STORED DATA:
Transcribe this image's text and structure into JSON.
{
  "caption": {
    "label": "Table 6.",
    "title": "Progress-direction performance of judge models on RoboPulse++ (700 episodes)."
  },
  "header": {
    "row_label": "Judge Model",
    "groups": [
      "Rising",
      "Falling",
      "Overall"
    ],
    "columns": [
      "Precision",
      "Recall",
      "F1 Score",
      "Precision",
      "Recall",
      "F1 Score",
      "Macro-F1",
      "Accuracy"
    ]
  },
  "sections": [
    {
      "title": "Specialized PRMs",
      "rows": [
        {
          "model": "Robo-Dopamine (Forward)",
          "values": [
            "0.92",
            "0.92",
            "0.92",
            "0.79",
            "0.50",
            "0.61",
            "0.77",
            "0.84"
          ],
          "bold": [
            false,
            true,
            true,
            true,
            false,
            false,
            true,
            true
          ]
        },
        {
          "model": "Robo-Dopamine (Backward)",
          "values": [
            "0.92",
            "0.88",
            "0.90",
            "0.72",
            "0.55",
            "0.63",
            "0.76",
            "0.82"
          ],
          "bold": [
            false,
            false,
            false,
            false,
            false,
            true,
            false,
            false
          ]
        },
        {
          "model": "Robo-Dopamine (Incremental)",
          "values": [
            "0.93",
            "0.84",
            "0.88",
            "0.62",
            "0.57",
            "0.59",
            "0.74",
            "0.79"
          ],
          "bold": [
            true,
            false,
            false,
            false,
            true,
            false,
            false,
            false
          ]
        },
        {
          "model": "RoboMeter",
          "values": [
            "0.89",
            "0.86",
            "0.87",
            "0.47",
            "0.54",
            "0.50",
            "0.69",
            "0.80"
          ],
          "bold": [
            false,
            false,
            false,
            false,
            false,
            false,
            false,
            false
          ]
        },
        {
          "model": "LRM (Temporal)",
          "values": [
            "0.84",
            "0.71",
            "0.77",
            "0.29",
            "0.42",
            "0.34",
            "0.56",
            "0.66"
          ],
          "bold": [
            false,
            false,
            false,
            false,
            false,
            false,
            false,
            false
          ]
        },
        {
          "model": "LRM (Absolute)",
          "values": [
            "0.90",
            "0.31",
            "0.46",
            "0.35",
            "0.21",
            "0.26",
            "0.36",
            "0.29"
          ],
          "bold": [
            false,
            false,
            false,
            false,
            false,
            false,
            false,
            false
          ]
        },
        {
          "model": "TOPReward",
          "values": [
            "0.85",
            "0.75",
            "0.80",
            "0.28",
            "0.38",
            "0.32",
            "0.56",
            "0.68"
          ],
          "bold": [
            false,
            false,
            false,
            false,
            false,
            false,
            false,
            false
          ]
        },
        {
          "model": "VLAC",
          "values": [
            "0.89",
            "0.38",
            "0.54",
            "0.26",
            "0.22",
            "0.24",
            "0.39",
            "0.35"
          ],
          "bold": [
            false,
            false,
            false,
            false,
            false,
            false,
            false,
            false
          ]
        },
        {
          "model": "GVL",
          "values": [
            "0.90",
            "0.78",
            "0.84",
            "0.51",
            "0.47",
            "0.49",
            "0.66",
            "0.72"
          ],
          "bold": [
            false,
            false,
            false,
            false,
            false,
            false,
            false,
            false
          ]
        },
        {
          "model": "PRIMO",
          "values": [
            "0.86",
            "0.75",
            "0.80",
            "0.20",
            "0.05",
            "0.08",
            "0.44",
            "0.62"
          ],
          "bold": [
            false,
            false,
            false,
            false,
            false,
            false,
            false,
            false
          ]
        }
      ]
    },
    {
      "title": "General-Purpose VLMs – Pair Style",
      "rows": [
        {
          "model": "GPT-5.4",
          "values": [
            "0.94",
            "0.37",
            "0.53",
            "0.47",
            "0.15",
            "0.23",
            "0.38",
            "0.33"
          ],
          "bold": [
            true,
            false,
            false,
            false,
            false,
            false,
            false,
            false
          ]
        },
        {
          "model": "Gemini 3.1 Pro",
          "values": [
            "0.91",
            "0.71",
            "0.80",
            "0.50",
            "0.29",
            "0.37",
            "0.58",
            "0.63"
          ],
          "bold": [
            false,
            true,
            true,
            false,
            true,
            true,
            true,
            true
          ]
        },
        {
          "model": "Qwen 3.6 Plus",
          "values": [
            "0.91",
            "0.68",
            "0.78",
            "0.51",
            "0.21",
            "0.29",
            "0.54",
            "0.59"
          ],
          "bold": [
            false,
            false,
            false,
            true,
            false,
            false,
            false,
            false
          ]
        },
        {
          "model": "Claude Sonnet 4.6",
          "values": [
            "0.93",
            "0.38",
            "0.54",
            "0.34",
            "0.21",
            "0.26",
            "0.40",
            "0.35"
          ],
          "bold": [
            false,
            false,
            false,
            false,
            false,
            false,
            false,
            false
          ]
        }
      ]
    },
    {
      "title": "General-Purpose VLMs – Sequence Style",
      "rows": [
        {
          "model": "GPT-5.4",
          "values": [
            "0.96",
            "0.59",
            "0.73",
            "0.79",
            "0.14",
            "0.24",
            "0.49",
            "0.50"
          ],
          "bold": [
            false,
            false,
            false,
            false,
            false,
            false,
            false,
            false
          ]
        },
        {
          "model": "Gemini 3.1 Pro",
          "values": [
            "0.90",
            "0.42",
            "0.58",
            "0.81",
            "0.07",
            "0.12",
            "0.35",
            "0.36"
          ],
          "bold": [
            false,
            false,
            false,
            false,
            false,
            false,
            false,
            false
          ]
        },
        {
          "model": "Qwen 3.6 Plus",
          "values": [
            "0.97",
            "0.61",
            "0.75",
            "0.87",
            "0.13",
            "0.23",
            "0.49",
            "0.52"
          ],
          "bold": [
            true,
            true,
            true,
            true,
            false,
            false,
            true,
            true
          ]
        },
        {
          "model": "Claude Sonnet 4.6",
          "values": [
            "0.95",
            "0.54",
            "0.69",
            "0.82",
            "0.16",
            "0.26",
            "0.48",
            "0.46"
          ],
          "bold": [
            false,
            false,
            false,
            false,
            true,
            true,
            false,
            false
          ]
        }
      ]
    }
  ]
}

STATED GOAL:
Quote all the records exactly, please, leaving none out.

THE RESULT:
Transcribe this image's text and structure into JSON.
{
  "caption": {
    "label": "Table 6.",
    "title": "Progress-direction performance of judge models on RoboPulse++ (700 episodes)."
  },
  "header": {
    "row_label": "Judge Model",
    "groups": [
      "Rising",
      "Falling",
      "Overall"
    ],
    "columns": [
      "Precision",
      "Recall",
      "F1 Score",
      "Precision",
      "Recall",
      "F1 Score",
      "Macro-F1",
      "Accuracy"
    ]
  },
  "sections": [
    {
      "title": "Specialized PRMs",
      "rows": [
        {
          "model": "Robo-Dopamine (Forward)",
          "values": [
            "0.92",
            "0.92",
            "0.92",
            "0.79",
            "0.50",
            "0.61",
            "0.77",
            "0.84"
          ],
          "bold": [
            false,
            true,
            true,
            true,
            false,
            false,
            true,
            true
          ]
        },
        {
          "model": "Robo-Dopamine (Backward)",
          "values": [
            "0.92",
            "0.88",
            "0.90",
            "0.72",
            "0.55",
            "0.63",
            "0.76",
            "0.82"
          ],
          "bold": [
            false,
            false,
            false,
            false,
            false,
            true,
            false,
            false
          ]
        },
        {
          "model": "Robo-Dopamine (Incremental)",
          "values": [
            "0.93",
            "0.84",
            "0.88",
            "0.62",
            "0.57",
            "0.59",
            "0.74",
            "0.79"
          ],
          "bold": [
            true,
            false,
            false,
            false,
            true,
            false,
            false,
            false
          ]
        },
        {
          "model": "RoboMeter",
          "values": [
            "0.89",
            "0.86",
            "0.87",
            "0.47",
            "0.54",
            "0.50",
            "0.69",
            "0.80"
          ],
          "bold": [
            false,
            false,
            false,
            false,
            false,
            false,
            false,
            false
          ]
        },
        {
          "model": "LRM (Temporal)",
          "values": [
            "0.84",
            "0.71",
            "0.77",
            "0.29",
            "0.42",
            "0.34",
            "0.56",
            "0.66"
          ],
          "bold": [
            false,
            false,
            false,
            false,
            false,
            false,
            false,
            false
          ]
        },
        {
          "model": "LRM (Absolute)",
          "values": [
            "0.90",
            "0.31",
            "0.46",
            "0.35",
            "0.21",
            "0.26",
            "0.36",
            "0.29"
          ],
          "bold": [
            false,
            false,
            false,
            false,
            false,
            false,
            false,
            false
          ]
        },
        {
          "model": "TOPReward",
          "values": [
            "0.85",
            "0.75",
            "0.80",
            "0.28",
            "0.38",
            "0.32",
            "0.56",
            "0.68"
          ],
          "bold": [
            false,
            false,
            false,
            false,
            false,
            false,
            false,
            false
          ]
        },
        {
          "model": "VLAC",
          "values": [
            "0.89",
            "0.38",
            "0.54",
            "0.26",
            "0.22",
            "0.24",
            "0.39",
            "0.35"
          ],
          "bold": [
            false,
            false,
            false,
            false,
            false,
            false,
            false,
            false
          ]
        },
        {
          "model": "GVL",
          "values": [
            "0.90",
            "0.78",
            "0.84",
            "0.51",
            "0.47",
            "0.49",
            "0.66",
            "0.72"
          ],
          "bold": [
            false,
            false,
            false,
            false,
            false,
            false,
            false,
            false
          ]
        },
        {
          "model": "PRIMO",
          "values": [
            "0.86",
            "0.75",
            "0.80",
            "0.20",
            "0.05",
            "0.08",
            "0.44",
            "0.62"
          ],
          "bold": [
            false,
            false,
            false,
            false,
            false,
            false,
            false,
            false
          ]
        }
      ]
    },
    {
      "title": "General-Purpose VLMs – Pair Style",
      "rows": [
        {
          "model": "GPT-5.4",
          "values": [
            "0.94",
            "0.37",
            "0.53",
            "0.47",
            "0.15",
            "0.23",
            "0.38",
            "0.33"
          ],
          "bold": [
            true,
            false,
            false,
            false,
            false,
            false,
            false,
            false
          ]
        },
        {
          "model": "Gemini 3.1 Pro",
          "values": [
            "0.91",
            "0.71",
            "0.80",
            "0.50",
            "0.29",
            "0.37",
            "0.58",
            "0.63"
          ],
          "bold": [
            false,
            true,
            true,
            false,
            true,
            true,
            true,
            true
          ]
        },
        {
          "model": "Qwen 3.6 Plus",
          "values": [
            "0.91",
            "0.68",
            "0.78",
            "0.51",
            "0.21",
            "0.29",
            "0.54",
            "0.59"
          ],
          "bold": [
            false,
            false,
            false,
            true,
            false,
            false,
            false,
            false
          ]
        },
        {
          "model": "Claude Sonnet 4.6",
          "values": [
            "0.93",
            "0.38",
            "0.54",
            "0.34",
            "0.21",
            "0.26",
            "0.40",
            "0.35"
          ],
          "bold": [
            false,
            false,
            false,
            false,
            false,
            false,
            false,
            false
          ]
        }
      ]
    },
    {
      "title": "General-Purpose VLMs – Sequence Style",
      "rows": [
        {
          "model": "GPT-5.4",
          "values": [
            "0.96",
            "0.59",
            "0.73",
            "0.79",
            "0.14",
            "0.24",
            "0.49",
            "0.50"
          ],
          "bold": [
            false,
            false,
            false,
            false,
            false,
            false,
            false,
            false
          ]
        },
        {
          "model": "Gemini 3.1 Pro",
          "values": [
            "0.90",
            "0.42",
            "0.58",
            "0.81",
            "0.07",
            "0.12",
            "0.35",
            "0.36"
          ],
          "bold": [
            false,
            false,
            false,
            false,
            false,
            false,
            false,
            false
          ]
        },
        {
          "model": "Qwen 3.6 Plus",
          "values": [
            "0.97",
            "0.61",
            "0.75",
            "0.87",
            "0.13",
            "0.23",
            "0.49",
            "0.52"
          ],
          "bold": [
            true,
            true,
            true,
            true,
            false,
            false,
            true,
            true
          ]
        },
        {
          "model": "Claude Sonnet 4.6",
          "values": [
            "0.95",
            "0.54",
            "0.69",
            "0.82",
            "0.16",
            "0.26",
            "0.48",
            "0.46"
          ],
          "bold": [
            false,
            false,
            false,
            false,
            true,
            true,
            false,
            false
          ]
        }
      ]
    }
  ]
}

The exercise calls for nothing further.